## What is required:
Select all lines holding the word "this" from the entries that follow.

Records
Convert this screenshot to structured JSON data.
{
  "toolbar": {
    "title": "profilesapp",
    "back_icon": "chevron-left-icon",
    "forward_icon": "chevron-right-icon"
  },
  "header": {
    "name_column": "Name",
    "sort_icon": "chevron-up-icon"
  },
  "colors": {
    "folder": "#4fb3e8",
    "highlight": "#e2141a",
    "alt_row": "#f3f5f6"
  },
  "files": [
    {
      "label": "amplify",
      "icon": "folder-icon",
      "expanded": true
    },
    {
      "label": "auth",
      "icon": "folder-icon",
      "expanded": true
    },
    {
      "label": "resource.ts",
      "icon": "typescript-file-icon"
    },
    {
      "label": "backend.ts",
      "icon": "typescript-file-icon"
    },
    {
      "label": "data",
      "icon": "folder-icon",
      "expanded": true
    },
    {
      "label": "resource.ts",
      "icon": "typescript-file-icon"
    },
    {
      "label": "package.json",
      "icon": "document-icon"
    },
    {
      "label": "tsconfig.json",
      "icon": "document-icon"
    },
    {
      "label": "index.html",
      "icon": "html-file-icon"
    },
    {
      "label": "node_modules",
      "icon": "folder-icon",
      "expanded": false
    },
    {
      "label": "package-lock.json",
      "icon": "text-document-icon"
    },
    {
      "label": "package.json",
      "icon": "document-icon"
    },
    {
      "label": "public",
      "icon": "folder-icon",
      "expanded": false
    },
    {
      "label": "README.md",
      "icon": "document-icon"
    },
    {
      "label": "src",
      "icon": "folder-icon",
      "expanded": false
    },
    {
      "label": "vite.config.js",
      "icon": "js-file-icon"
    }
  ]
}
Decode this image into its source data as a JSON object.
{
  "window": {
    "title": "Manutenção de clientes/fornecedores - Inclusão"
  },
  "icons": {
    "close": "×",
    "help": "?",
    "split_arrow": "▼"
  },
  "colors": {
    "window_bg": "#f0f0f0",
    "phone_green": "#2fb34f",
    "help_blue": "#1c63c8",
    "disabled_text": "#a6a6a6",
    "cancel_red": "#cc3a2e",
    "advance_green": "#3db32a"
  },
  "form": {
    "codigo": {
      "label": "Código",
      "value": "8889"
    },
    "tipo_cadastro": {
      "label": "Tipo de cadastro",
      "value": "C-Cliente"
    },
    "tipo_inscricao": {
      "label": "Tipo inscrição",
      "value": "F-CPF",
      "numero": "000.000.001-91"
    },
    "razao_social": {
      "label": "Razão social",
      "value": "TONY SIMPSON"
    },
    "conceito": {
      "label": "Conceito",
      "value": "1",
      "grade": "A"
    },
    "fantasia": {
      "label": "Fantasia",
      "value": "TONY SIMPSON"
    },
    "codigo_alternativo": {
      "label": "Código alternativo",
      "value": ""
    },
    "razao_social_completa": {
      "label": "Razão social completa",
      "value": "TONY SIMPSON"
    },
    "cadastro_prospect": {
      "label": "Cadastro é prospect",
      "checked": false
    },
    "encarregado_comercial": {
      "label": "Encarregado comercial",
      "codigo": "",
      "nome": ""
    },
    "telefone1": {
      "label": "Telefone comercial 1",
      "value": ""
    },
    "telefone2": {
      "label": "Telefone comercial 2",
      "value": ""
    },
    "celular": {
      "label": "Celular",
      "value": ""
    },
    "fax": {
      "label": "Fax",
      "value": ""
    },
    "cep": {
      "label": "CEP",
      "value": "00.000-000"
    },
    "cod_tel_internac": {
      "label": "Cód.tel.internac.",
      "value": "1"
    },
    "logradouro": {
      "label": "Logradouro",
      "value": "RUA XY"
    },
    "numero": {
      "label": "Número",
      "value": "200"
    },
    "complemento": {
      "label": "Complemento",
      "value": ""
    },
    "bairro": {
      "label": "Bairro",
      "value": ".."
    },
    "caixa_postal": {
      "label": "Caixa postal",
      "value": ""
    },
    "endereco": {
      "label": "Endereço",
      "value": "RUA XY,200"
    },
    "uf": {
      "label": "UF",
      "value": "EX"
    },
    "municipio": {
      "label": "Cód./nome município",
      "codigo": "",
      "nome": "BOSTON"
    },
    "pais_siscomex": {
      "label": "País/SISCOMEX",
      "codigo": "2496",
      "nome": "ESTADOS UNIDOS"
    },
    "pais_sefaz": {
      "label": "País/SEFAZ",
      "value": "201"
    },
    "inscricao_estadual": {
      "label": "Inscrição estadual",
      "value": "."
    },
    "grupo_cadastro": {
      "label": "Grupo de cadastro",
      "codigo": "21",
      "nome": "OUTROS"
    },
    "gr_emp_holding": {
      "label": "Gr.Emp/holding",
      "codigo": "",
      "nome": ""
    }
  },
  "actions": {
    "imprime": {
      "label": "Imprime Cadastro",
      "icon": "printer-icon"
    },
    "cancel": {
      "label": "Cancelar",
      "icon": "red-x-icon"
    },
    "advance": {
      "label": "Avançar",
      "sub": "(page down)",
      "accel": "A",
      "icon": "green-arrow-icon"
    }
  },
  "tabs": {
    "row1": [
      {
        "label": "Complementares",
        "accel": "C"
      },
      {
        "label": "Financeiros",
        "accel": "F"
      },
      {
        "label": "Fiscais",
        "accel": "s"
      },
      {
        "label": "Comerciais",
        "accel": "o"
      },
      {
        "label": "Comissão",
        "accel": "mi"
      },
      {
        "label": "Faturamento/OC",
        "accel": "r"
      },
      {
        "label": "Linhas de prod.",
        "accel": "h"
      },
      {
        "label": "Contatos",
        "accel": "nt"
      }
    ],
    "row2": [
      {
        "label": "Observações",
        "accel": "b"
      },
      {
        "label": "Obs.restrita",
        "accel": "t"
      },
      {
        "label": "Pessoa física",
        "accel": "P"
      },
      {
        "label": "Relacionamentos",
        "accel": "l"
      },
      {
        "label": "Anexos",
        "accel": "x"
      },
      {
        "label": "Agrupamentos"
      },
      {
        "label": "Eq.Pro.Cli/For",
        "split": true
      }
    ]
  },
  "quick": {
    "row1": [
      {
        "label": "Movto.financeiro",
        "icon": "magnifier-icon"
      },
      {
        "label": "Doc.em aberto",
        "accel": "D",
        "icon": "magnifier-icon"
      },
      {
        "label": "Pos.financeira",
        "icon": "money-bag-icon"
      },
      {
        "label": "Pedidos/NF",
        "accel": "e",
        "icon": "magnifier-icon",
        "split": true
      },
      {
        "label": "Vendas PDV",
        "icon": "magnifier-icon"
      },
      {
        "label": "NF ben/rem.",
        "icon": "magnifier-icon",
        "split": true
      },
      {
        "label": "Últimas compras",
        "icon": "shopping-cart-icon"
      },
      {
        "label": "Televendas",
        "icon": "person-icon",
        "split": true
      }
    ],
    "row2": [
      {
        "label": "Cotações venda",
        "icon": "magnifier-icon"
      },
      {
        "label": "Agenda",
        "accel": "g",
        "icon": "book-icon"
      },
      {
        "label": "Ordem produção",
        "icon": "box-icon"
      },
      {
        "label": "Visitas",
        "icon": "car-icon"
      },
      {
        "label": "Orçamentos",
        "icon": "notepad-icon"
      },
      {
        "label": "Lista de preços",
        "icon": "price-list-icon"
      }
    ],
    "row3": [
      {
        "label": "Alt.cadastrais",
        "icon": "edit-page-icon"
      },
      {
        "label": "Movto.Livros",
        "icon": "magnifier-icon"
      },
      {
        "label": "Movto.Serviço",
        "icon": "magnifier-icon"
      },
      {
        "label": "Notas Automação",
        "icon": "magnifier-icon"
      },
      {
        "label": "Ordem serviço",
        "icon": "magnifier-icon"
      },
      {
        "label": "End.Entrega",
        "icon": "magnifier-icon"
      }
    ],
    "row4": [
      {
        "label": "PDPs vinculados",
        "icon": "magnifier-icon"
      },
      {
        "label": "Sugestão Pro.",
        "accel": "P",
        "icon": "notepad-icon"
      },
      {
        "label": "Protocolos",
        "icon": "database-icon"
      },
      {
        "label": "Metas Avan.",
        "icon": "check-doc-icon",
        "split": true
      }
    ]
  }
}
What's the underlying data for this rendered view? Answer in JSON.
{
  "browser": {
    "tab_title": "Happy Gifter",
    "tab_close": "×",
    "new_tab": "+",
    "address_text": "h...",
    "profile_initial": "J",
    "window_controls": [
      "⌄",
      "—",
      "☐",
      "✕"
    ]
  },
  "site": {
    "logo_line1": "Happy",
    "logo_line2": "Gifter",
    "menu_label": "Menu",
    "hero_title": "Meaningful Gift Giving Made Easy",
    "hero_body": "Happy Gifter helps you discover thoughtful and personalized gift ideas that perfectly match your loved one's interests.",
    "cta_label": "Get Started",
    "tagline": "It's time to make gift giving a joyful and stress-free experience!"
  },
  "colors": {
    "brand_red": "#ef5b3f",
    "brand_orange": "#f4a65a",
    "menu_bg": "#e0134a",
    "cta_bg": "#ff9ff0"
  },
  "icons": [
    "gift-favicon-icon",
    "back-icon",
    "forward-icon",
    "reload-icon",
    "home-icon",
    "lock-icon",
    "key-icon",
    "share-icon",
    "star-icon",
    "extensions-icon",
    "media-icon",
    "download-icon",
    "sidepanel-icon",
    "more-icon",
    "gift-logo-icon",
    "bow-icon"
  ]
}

## Finished answer:
Convert this screenshot to structured JSON data.
Decode this image into its source data as a JSON object.
What's the underlying data for this rendered view? Answer in JSON.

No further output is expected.